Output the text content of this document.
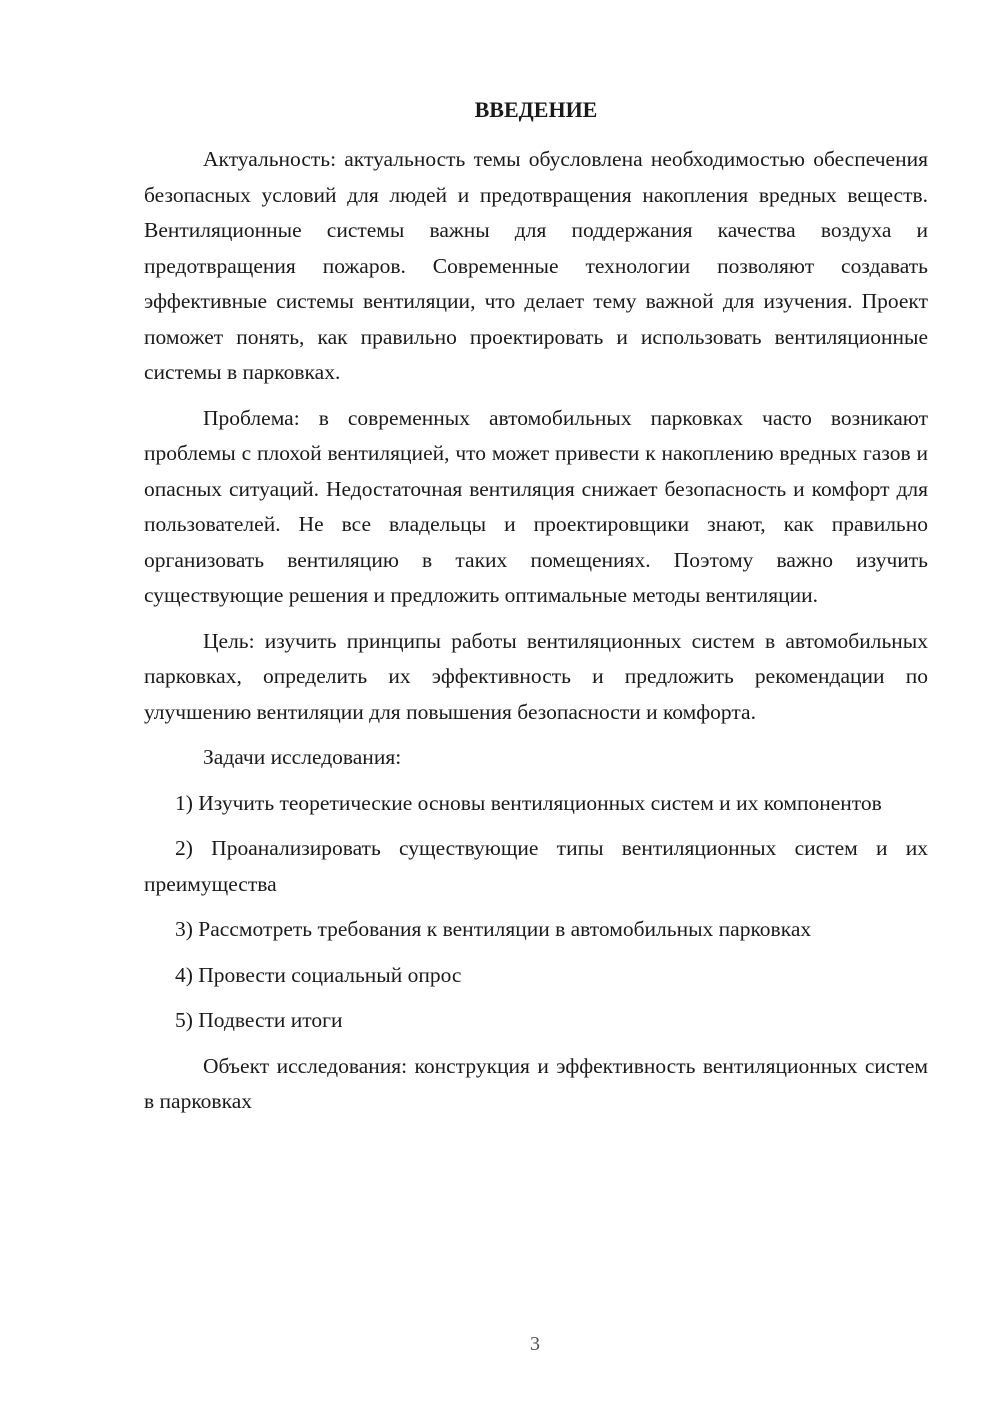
ВВЕДЕНИЕ

Актуальность: актуальность темы обусловлена необходимостью обеспечения безопасных условий для людей и предотвращения накопления вредных веществ. Вентиляционные системы важны для поддержания качества воздуха и предотвращения пожаров. Современные технологии позволяют создавать эффективные системы вентиляции, что делает тему важной для изучения. Проект поможет понять, как правильно проектировать и использовать вентиляционные системы в парковках.

Проблема: в современных автомобильных парковках часто возникают проблемы с плохой вентиляцией, что может привести к накоплению вредных газов и опасных ситуаций. Недостаточная вентиляция снижает безопасность и комфорт для пользователей. Не все владельцы и проектировщики знают, как правильно организовать вентиляцию в таких помещениях. Поэтому важно изучить существующие решения и предложить оптимальные методы вентиляции.

Цель: изучить принципы работы вентиляционных систем в автомобильных парковках, определить их эффективность и предложить рекомендации по улучшению вентиляции для повышения безопасности и комфорта.

Задачи исследования:

1) Изучить теоретические основы вентиляционных систем и их компонентов

2) Проанализировать существующие типы вентиляционных систем и их преимущества

3) Рассмотреть требования к вентиляции в автомобильных парковках

4) Провести социальный опрос

5) Подвести итоги

Объект исследования: конструкция и эффективность вентиляционных систем в парковках

3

★ ★ ★

TASK DESCRIPTION »
Copy every line in the entries above that has the string "эффективность" in it.

WRITTEN ANSWER »
Цель: изучить принципы работы вентиляционных систем в автомобильных парковках, определить их эффективность и предложить рекомендации по улучшению вентиляции для повышения безопасности и комфорта.
Объект исследования: конструкция и эффективность вентиляционных систем в парковках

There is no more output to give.